[Dataset entries on figures]
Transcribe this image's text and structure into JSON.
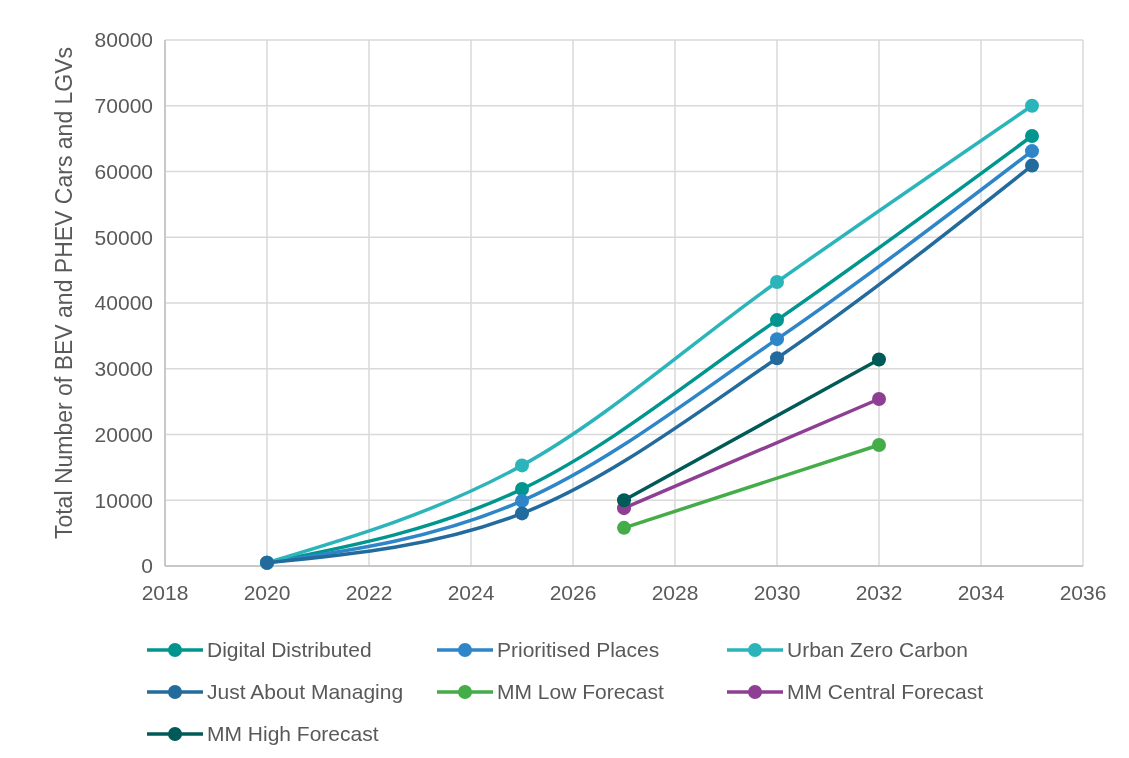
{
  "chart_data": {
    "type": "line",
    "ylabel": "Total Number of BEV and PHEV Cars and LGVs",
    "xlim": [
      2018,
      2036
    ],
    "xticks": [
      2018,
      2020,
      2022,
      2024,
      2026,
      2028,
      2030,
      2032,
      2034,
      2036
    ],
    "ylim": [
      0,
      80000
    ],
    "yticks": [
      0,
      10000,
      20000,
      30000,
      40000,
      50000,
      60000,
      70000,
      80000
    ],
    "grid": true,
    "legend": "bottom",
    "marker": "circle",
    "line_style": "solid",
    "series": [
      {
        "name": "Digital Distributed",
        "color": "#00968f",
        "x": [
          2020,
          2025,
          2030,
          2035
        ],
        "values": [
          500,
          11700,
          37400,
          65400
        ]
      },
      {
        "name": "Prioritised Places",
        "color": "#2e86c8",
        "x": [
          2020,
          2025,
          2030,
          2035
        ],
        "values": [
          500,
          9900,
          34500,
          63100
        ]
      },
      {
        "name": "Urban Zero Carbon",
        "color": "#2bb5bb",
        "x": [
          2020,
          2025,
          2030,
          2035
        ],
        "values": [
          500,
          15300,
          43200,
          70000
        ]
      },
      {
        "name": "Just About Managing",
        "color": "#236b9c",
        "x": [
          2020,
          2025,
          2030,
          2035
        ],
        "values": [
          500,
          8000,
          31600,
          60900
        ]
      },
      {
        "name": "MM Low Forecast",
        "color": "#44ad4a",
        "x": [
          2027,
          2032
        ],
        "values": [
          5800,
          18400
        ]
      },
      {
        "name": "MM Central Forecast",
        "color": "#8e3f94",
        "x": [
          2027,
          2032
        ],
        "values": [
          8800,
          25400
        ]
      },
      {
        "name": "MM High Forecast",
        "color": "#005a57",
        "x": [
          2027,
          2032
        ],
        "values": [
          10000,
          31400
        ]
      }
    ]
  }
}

#### Written problem
Each line that holds the word "Forecast" is to be copied.

#### Reply to the exercise
        "name": "MM Low Forecast",
        "name": "MM Central Forecast",
        "name": "MM High Forecast",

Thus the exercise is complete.